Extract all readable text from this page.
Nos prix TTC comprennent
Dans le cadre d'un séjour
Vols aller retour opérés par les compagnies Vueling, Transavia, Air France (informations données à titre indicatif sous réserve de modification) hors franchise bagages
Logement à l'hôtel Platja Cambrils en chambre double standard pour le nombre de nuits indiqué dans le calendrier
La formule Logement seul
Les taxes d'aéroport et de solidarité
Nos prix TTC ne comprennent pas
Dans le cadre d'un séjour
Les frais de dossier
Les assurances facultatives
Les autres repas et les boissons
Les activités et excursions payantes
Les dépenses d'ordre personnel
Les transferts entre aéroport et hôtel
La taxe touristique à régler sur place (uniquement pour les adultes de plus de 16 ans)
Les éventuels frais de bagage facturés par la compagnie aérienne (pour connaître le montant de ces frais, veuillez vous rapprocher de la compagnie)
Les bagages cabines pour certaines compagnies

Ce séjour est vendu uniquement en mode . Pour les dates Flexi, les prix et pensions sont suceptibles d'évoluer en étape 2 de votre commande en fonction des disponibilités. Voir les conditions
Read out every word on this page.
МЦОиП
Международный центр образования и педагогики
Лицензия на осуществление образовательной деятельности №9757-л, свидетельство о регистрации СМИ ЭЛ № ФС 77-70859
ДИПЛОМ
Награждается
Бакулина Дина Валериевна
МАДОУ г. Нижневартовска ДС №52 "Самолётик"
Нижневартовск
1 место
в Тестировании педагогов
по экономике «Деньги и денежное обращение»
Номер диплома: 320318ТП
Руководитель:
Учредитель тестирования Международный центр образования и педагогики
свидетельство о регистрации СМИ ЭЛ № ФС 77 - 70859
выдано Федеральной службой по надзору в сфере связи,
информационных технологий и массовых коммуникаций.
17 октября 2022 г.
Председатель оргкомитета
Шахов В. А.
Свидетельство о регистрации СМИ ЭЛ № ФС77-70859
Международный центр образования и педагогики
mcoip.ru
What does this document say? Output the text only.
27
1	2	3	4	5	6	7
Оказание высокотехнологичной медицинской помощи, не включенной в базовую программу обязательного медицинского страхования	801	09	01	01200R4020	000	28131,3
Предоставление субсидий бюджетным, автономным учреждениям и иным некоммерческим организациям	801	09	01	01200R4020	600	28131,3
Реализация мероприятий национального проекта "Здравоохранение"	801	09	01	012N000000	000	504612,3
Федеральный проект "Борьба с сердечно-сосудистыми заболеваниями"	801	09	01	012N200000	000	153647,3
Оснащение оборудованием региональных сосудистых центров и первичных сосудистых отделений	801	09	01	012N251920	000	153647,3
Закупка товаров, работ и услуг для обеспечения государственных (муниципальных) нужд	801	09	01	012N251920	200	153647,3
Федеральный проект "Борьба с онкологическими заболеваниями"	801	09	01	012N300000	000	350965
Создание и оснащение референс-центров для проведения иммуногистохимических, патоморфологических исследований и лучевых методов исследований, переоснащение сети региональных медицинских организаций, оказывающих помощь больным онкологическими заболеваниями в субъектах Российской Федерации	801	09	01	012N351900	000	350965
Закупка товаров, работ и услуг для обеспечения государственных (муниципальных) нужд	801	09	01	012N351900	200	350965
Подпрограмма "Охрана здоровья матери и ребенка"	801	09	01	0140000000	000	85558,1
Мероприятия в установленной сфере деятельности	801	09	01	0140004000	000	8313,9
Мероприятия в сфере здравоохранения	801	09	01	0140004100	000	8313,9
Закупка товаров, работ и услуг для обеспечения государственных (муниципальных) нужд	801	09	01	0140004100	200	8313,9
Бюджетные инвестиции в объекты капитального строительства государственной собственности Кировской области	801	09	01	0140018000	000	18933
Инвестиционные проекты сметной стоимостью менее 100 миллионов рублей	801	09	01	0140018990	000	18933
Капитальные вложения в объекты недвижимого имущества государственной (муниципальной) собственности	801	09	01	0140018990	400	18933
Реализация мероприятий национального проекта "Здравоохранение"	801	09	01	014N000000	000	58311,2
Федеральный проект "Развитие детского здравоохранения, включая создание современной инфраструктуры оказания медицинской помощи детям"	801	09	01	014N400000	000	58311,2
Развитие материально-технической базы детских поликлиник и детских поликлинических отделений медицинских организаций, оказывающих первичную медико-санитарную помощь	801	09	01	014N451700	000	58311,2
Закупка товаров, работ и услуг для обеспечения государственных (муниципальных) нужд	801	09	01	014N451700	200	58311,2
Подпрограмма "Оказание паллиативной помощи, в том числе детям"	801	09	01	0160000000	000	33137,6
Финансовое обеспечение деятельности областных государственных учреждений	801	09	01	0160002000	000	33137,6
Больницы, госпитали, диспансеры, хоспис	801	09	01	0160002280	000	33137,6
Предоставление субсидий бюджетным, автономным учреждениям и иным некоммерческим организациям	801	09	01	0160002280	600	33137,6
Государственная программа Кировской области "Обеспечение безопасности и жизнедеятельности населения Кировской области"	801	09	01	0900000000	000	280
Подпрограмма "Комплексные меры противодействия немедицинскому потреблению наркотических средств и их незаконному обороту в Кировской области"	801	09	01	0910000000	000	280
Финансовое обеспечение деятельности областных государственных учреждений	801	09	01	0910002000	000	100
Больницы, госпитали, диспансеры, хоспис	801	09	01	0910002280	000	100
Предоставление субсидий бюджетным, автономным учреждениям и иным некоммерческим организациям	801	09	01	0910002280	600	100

- Directions -
Find the lines containing "области" and pull them out.

- Problem solution -
Бюджетные инвестиции в объекты капитального строительства государственной собственности Кировской области	801	09	01	0140018000	000	18933
Государственная программа Кировской области "Обеспечение безопасности и жизнедеятельности населения Кировской области"	801	09	01	0900000000	000	280
Подпрограмма "Комплексные меры противодействия немедицинскому потреблению наркотических средств и их незаконному обороту в Кировской области"	801	09	01	0910000000	000	280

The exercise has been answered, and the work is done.